[OBJECTIVE]:
Find the lines containing the word "icon" and copy every one of them.

[STORED DATA]:
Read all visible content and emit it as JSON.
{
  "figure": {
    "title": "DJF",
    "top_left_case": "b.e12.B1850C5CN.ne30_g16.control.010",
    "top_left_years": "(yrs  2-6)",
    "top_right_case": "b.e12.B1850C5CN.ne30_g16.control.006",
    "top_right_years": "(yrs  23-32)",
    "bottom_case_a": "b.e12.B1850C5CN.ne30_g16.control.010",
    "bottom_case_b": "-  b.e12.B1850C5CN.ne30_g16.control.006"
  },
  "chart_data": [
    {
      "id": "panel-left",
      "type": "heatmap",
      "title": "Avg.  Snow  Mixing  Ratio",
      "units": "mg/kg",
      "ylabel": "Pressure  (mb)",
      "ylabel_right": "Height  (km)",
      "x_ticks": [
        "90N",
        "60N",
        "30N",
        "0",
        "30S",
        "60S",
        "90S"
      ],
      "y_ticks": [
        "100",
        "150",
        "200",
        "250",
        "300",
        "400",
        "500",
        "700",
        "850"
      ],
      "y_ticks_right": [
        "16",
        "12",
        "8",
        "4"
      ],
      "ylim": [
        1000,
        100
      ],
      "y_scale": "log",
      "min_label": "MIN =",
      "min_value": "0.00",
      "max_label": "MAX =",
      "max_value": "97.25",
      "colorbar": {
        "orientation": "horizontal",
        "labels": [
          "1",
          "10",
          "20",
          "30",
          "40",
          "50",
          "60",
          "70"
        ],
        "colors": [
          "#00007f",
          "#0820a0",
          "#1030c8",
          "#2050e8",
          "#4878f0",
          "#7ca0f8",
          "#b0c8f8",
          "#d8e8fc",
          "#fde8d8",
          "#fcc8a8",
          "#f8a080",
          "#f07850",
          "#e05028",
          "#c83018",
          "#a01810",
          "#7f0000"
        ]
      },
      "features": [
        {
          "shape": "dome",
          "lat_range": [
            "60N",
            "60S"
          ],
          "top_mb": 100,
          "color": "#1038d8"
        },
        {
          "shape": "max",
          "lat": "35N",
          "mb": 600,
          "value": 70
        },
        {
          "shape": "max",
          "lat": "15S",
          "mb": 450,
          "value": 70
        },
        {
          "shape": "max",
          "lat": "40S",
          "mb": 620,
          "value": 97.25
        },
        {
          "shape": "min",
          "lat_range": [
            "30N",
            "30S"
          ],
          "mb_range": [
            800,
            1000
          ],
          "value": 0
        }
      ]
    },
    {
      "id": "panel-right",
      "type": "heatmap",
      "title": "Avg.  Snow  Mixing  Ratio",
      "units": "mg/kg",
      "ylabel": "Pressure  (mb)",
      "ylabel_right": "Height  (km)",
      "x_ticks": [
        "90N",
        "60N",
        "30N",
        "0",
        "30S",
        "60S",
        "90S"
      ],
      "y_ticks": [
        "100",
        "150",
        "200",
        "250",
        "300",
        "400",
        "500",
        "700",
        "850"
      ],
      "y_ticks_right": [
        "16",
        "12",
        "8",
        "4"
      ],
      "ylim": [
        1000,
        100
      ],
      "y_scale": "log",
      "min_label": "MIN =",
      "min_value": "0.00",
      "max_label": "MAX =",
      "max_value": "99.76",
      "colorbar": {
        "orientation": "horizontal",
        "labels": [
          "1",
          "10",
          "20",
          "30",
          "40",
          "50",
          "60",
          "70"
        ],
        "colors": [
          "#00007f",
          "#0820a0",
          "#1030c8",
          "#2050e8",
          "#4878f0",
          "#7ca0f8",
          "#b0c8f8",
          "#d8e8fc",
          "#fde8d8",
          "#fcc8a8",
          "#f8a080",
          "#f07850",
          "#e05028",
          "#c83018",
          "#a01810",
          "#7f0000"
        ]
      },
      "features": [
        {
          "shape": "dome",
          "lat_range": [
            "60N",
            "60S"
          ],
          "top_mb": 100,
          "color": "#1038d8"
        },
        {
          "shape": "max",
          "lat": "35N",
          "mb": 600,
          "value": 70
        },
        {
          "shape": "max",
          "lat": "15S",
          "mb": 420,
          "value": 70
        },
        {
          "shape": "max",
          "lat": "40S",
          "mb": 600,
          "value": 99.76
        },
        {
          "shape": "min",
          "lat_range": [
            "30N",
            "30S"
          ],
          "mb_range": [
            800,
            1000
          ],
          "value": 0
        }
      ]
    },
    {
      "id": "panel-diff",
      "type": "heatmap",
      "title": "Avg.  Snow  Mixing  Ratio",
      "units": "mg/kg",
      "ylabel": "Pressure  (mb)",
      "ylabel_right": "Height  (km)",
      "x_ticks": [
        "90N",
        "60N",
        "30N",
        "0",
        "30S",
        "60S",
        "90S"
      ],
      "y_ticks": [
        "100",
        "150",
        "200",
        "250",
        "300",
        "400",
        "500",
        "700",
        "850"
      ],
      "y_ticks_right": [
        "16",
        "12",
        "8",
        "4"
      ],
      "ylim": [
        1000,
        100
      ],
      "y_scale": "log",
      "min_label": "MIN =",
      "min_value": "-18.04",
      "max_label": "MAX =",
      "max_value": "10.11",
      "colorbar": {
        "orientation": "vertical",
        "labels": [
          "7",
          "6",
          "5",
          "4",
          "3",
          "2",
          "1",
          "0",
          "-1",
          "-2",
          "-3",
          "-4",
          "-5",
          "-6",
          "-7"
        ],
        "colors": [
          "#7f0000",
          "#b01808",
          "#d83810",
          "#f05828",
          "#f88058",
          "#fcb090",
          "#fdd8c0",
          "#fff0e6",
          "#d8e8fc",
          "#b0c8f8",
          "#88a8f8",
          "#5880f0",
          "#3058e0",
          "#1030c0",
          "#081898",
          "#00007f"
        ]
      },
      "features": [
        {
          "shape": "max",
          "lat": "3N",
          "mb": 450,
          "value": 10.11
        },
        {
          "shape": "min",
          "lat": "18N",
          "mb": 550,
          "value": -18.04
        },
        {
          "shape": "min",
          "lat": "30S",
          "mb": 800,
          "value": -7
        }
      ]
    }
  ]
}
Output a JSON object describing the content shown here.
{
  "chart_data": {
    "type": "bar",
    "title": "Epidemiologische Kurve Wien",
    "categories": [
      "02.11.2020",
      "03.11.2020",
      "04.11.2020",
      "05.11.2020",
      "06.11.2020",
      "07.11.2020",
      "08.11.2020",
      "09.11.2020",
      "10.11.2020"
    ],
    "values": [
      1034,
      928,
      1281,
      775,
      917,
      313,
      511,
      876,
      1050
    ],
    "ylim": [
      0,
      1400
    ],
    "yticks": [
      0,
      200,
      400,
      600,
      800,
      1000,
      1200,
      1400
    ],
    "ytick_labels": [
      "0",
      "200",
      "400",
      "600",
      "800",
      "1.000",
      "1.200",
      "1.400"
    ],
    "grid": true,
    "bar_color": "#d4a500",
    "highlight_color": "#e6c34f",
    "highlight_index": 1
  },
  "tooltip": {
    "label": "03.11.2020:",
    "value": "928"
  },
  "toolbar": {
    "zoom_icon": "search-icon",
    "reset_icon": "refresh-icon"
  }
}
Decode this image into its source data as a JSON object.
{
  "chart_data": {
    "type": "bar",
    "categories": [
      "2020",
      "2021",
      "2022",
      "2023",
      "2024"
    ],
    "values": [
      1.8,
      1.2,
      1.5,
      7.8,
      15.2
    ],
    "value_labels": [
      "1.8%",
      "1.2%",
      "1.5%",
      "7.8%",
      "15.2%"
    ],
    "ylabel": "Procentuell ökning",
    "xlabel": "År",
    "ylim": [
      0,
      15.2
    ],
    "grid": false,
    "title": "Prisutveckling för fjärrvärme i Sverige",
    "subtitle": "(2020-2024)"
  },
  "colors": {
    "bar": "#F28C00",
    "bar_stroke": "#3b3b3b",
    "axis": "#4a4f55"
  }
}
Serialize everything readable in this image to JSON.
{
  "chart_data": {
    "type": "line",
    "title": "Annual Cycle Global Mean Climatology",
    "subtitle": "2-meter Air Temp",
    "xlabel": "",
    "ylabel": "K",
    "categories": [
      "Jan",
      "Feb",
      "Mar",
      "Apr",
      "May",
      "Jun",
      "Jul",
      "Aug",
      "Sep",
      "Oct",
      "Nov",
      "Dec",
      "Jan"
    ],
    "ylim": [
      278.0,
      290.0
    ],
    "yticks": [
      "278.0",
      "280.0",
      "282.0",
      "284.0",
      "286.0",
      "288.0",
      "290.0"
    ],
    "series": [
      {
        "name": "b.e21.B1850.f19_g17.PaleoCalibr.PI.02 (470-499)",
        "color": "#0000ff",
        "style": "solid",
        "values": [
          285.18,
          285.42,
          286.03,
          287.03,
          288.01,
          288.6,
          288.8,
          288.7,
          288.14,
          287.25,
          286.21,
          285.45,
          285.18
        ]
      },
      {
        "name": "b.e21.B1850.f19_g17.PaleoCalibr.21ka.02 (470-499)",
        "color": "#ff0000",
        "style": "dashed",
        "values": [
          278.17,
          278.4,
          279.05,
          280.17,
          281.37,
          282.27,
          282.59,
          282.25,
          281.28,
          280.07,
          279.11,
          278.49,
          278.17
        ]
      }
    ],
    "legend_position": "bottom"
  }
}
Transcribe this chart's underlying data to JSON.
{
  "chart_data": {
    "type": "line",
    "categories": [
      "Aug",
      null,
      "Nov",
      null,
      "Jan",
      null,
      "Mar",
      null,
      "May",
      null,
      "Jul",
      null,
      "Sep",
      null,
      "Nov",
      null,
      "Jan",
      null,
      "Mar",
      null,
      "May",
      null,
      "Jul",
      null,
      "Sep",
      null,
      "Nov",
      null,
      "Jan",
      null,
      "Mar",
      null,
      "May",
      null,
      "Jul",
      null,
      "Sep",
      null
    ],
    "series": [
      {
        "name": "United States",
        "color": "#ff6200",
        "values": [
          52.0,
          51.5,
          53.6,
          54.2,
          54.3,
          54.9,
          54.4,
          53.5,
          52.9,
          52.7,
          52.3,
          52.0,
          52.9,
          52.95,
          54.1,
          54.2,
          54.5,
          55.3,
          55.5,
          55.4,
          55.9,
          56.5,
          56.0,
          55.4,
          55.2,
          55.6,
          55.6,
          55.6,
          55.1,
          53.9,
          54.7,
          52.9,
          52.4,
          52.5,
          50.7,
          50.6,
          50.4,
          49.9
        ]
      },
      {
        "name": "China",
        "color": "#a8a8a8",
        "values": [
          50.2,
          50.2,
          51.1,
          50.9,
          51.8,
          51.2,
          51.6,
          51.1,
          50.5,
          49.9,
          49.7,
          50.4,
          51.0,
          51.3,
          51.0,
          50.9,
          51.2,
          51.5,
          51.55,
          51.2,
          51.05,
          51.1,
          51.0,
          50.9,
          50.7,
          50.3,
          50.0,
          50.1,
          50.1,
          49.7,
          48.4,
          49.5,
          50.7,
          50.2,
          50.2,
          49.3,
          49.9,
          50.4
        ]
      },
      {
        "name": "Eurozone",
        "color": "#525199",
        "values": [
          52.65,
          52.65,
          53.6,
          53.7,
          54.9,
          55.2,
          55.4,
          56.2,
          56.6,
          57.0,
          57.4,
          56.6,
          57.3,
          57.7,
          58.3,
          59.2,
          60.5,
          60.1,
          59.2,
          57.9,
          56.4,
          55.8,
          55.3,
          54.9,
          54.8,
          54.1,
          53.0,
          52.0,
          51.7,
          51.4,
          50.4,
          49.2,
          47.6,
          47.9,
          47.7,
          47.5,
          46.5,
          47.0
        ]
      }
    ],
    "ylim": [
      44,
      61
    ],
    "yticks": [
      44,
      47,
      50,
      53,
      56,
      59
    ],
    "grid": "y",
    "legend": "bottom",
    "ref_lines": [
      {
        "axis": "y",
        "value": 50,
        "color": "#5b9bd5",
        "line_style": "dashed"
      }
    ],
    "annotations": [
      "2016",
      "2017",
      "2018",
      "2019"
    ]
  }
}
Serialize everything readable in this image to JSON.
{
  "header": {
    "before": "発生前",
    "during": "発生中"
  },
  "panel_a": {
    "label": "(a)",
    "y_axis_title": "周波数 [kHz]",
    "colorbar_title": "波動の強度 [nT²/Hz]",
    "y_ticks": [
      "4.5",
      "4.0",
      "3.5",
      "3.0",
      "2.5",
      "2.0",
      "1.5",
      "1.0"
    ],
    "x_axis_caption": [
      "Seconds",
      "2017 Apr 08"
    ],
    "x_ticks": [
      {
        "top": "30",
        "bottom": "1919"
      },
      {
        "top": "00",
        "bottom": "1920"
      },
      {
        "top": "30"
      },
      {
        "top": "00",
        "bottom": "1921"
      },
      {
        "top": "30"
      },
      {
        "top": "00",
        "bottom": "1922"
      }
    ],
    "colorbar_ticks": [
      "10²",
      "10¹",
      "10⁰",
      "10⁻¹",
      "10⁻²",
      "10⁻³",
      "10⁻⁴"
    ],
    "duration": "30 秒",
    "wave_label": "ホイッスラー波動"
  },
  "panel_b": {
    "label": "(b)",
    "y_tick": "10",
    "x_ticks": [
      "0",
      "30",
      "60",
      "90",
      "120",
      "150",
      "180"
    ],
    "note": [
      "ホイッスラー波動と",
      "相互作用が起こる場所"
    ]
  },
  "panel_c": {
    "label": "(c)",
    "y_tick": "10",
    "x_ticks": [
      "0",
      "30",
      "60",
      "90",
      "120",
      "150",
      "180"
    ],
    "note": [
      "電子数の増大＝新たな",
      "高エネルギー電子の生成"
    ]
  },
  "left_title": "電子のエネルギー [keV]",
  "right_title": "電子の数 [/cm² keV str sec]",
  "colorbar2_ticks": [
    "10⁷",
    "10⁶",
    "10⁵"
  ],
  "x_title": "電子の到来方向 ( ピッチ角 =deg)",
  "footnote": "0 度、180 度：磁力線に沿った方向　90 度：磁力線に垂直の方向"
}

[EXPECTED OUTPUT]:
    "zoom_icon": "search-icon",
    "reset_icon": "refresh-icon"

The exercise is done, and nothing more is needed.